** start Record set **

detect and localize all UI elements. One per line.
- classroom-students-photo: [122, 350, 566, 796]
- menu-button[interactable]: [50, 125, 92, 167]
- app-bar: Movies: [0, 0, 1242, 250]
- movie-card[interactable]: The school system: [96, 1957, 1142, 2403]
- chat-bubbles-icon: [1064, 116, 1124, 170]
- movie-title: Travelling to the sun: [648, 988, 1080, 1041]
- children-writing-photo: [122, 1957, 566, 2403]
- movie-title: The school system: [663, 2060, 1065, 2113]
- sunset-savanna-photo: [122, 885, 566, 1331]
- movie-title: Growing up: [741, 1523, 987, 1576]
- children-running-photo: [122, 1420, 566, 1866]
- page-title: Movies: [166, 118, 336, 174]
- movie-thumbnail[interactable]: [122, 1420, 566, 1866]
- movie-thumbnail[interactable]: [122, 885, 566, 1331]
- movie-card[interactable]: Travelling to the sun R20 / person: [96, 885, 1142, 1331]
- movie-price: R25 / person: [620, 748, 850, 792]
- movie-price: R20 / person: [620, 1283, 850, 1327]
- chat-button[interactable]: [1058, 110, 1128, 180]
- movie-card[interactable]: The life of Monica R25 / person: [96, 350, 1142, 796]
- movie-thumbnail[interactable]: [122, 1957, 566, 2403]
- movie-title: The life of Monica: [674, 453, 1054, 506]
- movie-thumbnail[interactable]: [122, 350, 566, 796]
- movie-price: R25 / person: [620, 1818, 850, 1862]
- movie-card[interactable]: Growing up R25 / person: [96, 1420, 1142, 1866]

** end Record set **

> Given task:
Rewrite the material above, replacing every "movie-thumbnail" with "poster-image" and leaving everything else unchanged.

> Complete answer:
detect and localize all UI elements. One per line.
- classroom-students-photo: [122, 350, 566, 796]
- menu-button[interactable]: [50, 125, 92, 167]
- app-bar: Movies: [0, 0, 1242, 250]
- movie-card[interactable]: The school system: [96, 1957, 1142, 2403]
- chat-bubbles-icon: [1064, 116, 1124, 170]
- movie-title: Travelling to the sun: [648, 988, 1080, 1041]
- children-writing-photo: [122, 1957, 566, 2403]
- movie-title: The school system: [663, 2060, 1065, 2113]
- sunset-savanna-photo: [122, 885, 566, 1331]
- movie-title: Growing up: [741, 1523, 987, 1576]
- children-running-photo: [122, 1420, 566, 1866]
- page-title: Movies: [166, 118, 336, 174]
- poster-image[interactable]: [122, 1420, 566, 1866]
- poster-image[interactable]: [122, 885, 566, 1331]
- movie-card[interactable]: Travelling to the sun R20 / person: [96, 885, 1142, 1331]
- movie-price: R25 / person: [620, 748, 850, 792]
- movie-price: R20 / person: [620, 1283, 850, 1327]
- chat-button[interactable]: [1058, 110, 1128, 180]
- movie-card[interactable]: The life of Monica R25 / person: [96, 350, 1142, 796]
- poster-image[interactable]: [122, 1957, 566, 2403]
- movie-title: The life of Monica: [674, 453, 1054, 506]
- poster-image[interactable]: [122, 350, 566, 796]
- movie-price: R25 / person: [620, 1818, 850, 1862]
- movie-card[interactable]: Growing up R25 / person: [96, 1420, 1142, 1866]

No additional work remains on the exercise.